(Figure record listings)

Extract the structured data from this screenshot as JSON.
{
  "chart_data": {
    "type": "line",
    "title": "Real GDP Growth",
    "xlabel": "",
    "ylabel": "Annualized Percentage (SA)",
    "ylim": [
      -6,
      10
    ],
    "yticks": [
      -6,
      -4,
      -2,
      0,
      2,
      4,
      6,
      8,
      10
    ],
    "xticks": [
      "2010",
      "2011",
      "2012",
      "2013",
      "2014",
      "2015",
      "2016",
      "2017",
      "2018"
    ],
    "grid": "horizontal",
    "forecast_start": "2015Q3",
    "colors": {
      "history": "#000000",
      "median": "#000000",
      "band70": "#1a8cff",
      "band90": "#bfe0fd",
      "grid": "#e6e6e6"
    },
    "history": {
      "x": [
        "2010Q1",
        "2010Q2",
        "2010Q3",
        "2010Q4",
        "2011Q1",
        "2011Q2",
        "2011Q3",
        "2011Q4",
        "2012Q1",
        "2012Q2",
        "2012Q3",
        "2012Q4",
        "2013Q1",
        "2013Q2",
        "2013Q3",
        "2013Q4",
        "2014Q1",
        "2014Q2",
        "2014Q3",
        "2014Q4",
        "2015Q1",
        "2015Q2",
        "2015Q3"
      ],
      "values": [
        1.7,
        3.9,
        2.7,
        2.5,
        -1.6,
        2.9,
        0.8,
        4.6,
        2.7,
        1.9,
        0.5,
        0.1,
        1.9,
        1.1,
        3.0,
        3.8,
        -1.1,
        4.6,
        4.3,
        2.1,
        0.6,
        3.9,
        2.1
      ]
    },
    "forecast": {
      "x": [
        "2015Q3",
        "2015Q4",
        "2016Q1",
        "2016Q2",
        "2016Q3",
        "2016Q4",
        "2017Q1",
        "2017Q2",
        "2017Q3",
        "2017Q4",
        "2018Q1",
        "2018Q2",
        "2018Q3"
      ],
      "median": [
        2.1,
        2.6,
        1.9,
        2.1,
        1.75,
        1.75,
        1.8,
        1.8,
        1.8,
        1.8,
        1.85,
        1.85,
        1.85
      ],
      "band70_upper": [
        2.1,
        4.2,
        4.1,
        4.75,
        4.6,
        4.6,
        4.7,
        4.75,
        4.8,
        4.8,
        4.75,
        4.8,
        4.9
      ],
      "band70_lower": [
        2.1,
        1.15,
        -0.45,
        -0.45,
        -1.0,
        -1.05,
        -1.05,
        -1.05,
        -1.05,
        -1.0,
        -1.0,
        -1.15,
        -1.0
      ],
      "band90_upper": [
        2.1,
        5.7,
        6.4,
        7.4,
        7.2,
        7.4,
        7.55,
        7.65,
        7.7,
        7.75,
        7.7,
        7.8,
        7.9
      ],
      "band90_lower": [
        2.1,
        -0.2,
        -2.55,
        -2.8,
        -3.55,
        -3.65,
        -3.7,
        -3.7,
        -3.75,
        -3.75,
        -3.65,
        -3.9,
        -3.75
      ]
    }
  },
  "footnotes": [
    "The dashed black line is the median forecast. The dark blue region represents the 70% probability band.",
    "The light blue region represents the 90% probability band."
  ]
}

→ **WORK TO COMPLETE**
Reproduce each entry above exactly, keeping every word.

→ **EXERCISE OUTPUT**
Extract the structured data from this screenshot as JSON.
{
  "chart_data": {
    "type": "line",
    "title": "Real GDP Growth",
    "xlabel": "",
    "ylabel": "Annualized Percentage (SA)",
    "ylim": [
      -6,
      10
    ],
    "yticks": [
      -6,
      -4,
      -2,
      0,
      2,
      4,
      6,
      8,
      10
    ],
    "xticks": [
      "2010",
      "2011",
      "2012",
      "2013",
      "2014",
      "2015",
      "2016",
      "2017",
      "2018"
    ],
    "grid": "horizontal",
    "forecast_start": "2015Q3",
    "colors": {
      "history": "#000000",
      "median": "#000000",
      "band70": "#1a8cff",
      "band90": "#bfe0fd",
      "grid": "#e6e6e6"
    },
    "history": {
      "x": [
        "2010Q1",
        "2010Q2",
        "2010Q3",
        "2010Q4",
        "2011Q1",
        "2011Q2",
        "2011Q3",
        "2011Q4",
        "2012Q1",
        "2012Q2",
        "2012Q3",
        "2012Q4",
        "2013Q1",
        "2013Q2",
        "2013Q3",
        "2013Q4",
        "2014Q1",
        "2014Q2",
        "2014Q3",
        "2014Q4",
        "2015Q1",
        "2015Q2",
        "2015Q3"
      ],
      "values": [
        1.7,
        3.9,
        2.7,
        2.5,
        -1.6,
        2.9,
        0.8,
        4.6,
        2.7,
        1.9,
        0.5,
        0.1,
        1.9,
        1.1,
        3.0,
        3.8,
        -1.1,
        4.6,
        4.3,
        2.1,
        0.6,
        3.9,
        2.1
      ]
    },
    "forecast": {
      "x": [
        "2015Q3",
        "2015Q4",
        "2016Q1",
        "2016Q2",
        "2016Q3",
        "2016Q4",
        "2017Q1",
        "2017Q2",
        "2017Q3",
        "2017Q4",
        "2018Q1",
        "2018Q2",
        "2018Q3"
      ],
      "median": [
        2.1,
        2.6,
        1.9,
        2.1,
        1.75,
        1.75,
        1.8,
        1.8,
        1.8,
        1.8,
        1.85,
        1.85,
        1.85
      ],
      "band70_upper": [
        2.1,
        4.2,
        4.1,
        4.75,
        4.6,
        4.6,
        4.7,
        4.75,
        4.8,
        4.8,
        4.75,
        4.8,
        4.9
      ],
      "band70_lower": [
        2.1,
        1.15,
        -0.45,
        -0.45,
        -1.0,
        -1.05,
        -1.05,
        -1.05,
        -1.05,
        -1.0,
        -1.0,
        -1.15,
        -1.0
      ],
      "band90_upper": [
        2.1,
        5.7,
        6.4,
        7.4,
        7.2,
        7.4,
        7.55,
        7.65,
        7.7,
        7.75,
        7.7,
        7.8,
        7.9
      ],
      "band90_lower": [
        2.1,
        -0.2,
        -2.55,
        -2.8,
        -3.55,
        -3.65,
        -3.7,
        -3.7,
        -3.75,
        -3.75,
        -3.65,
        -3.9,
        -3.75
      ]
    }
  },
  "footnotes": [
    "The dashed black line is the median forecast. The dark blue region represents the 70% probability band.",
    "The light blue region represents the 90% probability band."
  ]
}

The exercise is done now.